→ **Short exercise**: Reproduce the listing below without changes, except that pictures are left out.

....................

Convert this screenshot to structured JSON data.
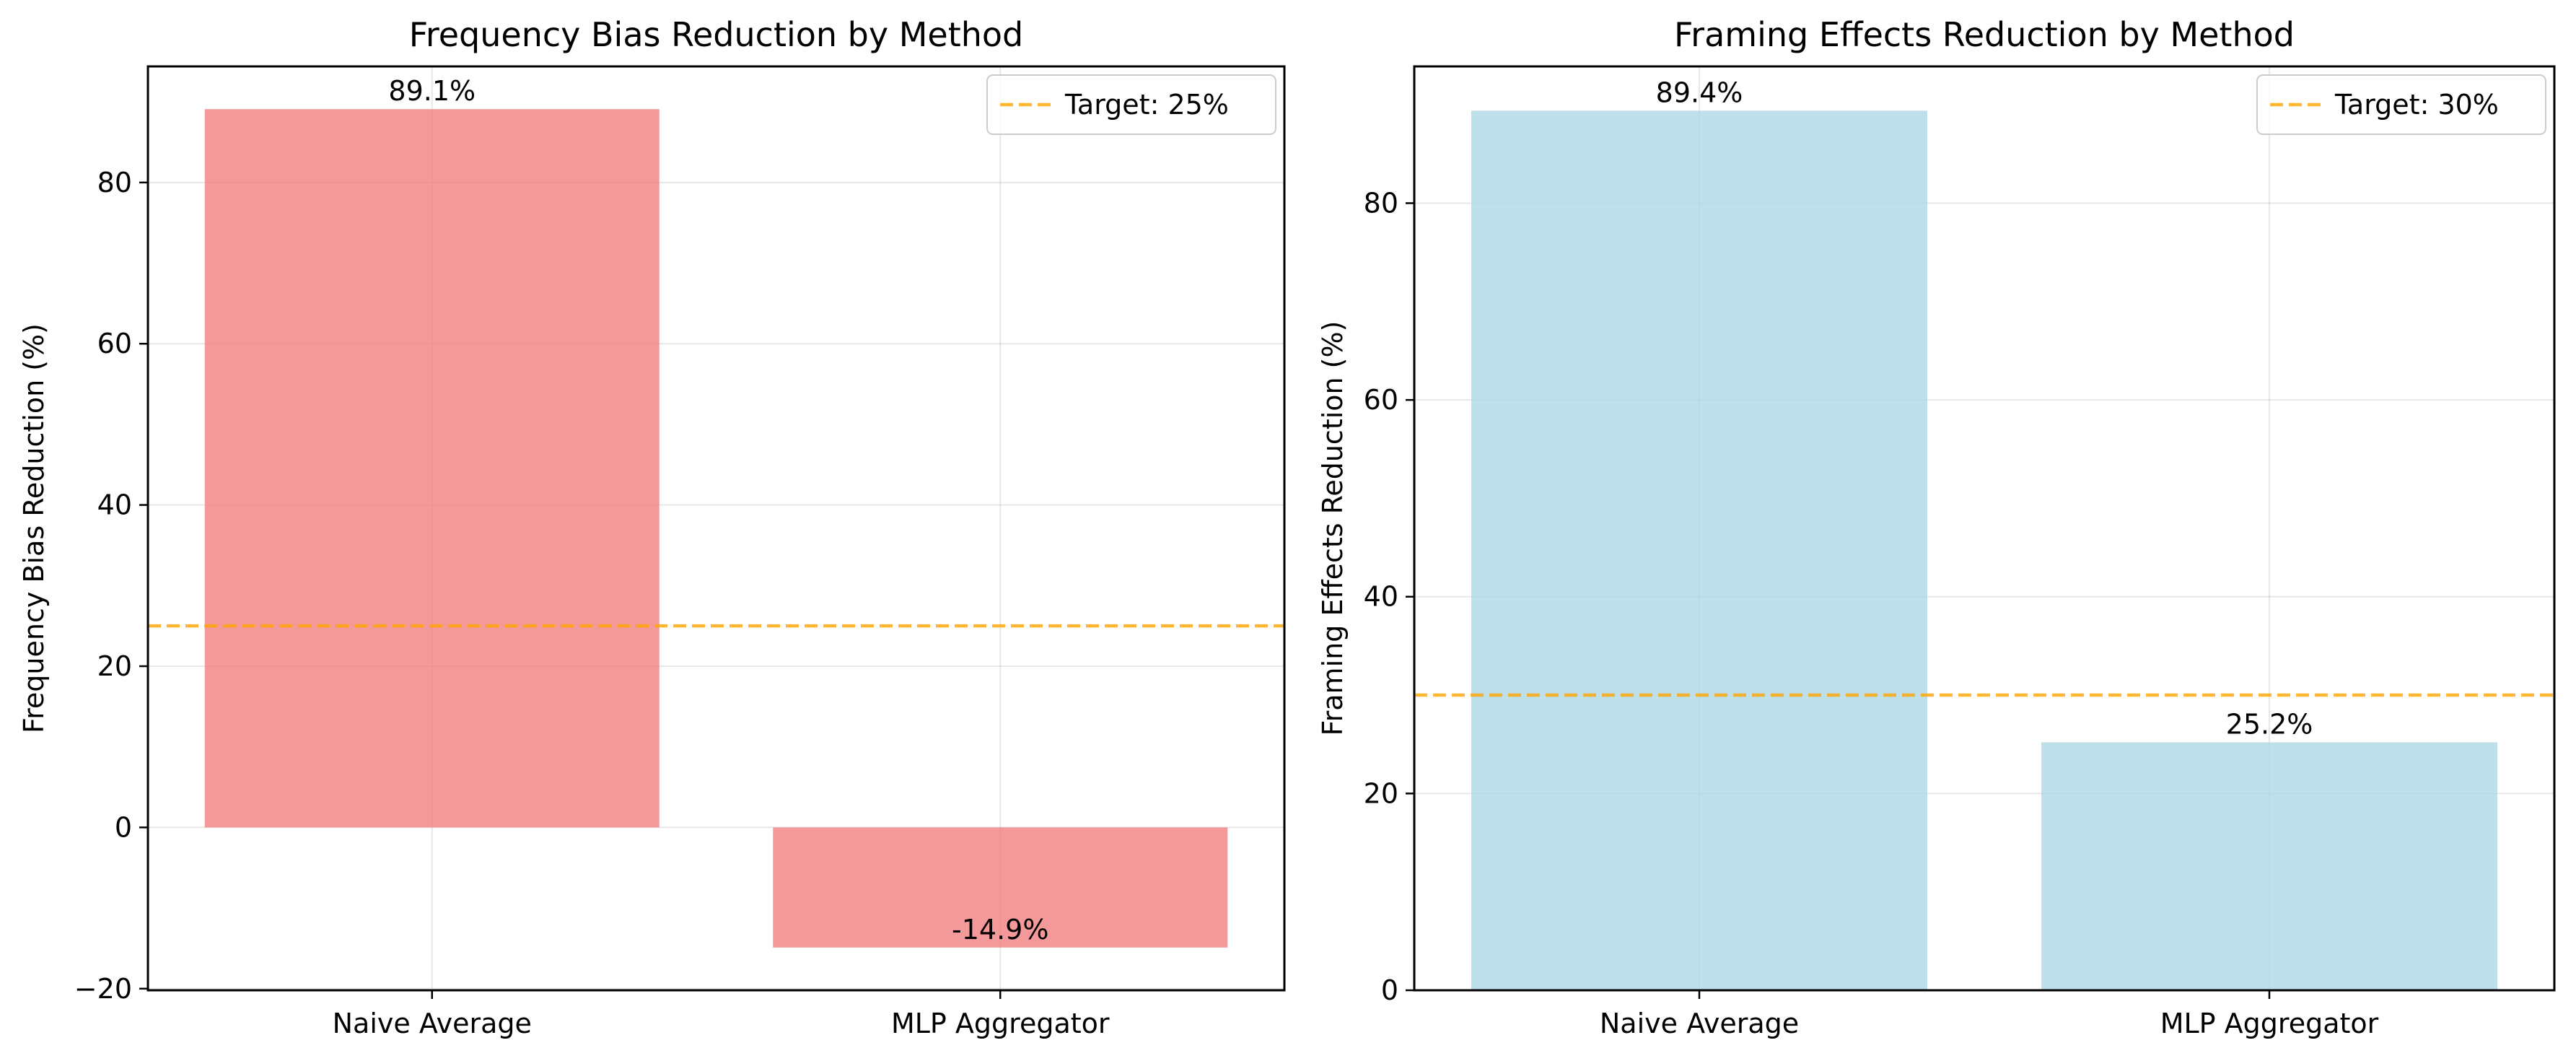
{
  "chart_data": [
    {
      "type": "bar",
      "title": "Frequency Bias Reduction by Method",
      "xlabel": "",
      "ylabel": "Frequency Bias Reduction (%)",
      "categories": [
        "Naive Average",
        "MLP Aggregator"
      ],
      "values": [
        89.1,
        -14.9
      ],
      "data_labels": [
        "89.1%",
        "-14.9%"
      ],
      "ylim": [
        -20.2,
        94.4
      ],
      "yticks": [
        -20,
        0,
        20,
        40,
        60,
        80
      ],
      "ytick_labels": [
        "−20",
        "0",
        "20",
        "40",
        "60",
        "80"
      ],
      "bar_color": "#f08080",
      "target": {
        "value": 25,
        "label": "Target: 25%",
        "color": "#ffa500"
      },
      "grid": true,
      "legend_position": "top-right"
    },
    {
      "type": "bar",
      "title": "Framing Effects Reduction by Method",
      "xlabel": "",
      "ylabel": "Framing Effects Reduction (%)",
      "categories": [
        "Naive Average",
        "MLP Aggregator"
      ],
      "values": [
        89.4,
        25.2
      ],
      "data_labels": [
        "89.4%",
        "25.2%"
      ],
      "ylim": [
        0,
        93.9
      ],
      "yticks": [
        0,
        20,
        40,
        60,
        80
      ],
      "ytick_labels": [
        "0",
        "20",
        "40",
        "60",
        "80"
      ],
      "bar_color": "#add8e6",
      "target": {
        "value": 30,
        "label": "Target: 30%",
        "color": "#ffa500"
      },
      "grid": true,
      "legend_position": "top-right"
    }
  ]
}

....................

→ **Result below**:
Convert this screenshot to structured JSON data.
{
  "chart_data": [
    {
      "type": "bar",
      "title": "Frequency Bias Reduction by Method",
      "xlabel": "",
      "ylabel": "Frequency Bias Reduction (%)",
      "categories": [
        "Naive Average",
        "MLP Aggregator"
      ],
      "values": [
        89.1,
        -14.9
      ],
      "data_labels": [
        "89.1%",
        "-14.9%"
      ],
      "ylim": [
        -20.2,
        94.4
      ],
      "yticks": [
        -20,
        0,
        20,
        40,
        60,
        80
      ],
      "ytick_labels": [
        "−20",
        "0",
        "20",
        "40",
        "60",
        "80"
      ],
      "bar_color": "#f08080",
      "target": {
        "value": 25,
        "label": "Target: 25%",
        "color": "#ffa500"
      },
      "grid": true,
      "legend_position": "top-right"
    },
    {
      "type": "bar",
      "title": "Framing Effects Reduction by Method",
      "xlabel": "",
      "ylabel": "Framing Effects Reduction (%)",
      "categories": [
        "Naive Average",
        "MLP Aggregator"
      ],
      "values": [
        89.4,
        25.2
      ],
      "data_labels": [
        "89.4%",
        "25.2%"
      ],
      "ylim": [
        0,
        93.9
      ],
      "yticks": [
        0,
        20,
        40,
        60,
        80
      ],
      "ytick_labels": [
        "0",
        "20",
        "40",
        "60",
        "80"
      ],
      "bar_color": "#add8e6",
      "target": {
        "value": 30,
        "label": "Target: 30%",
        "color": "#ffa500"
      },
      "grid": true,
      "legend_position": "top-right"
    }
  ]
}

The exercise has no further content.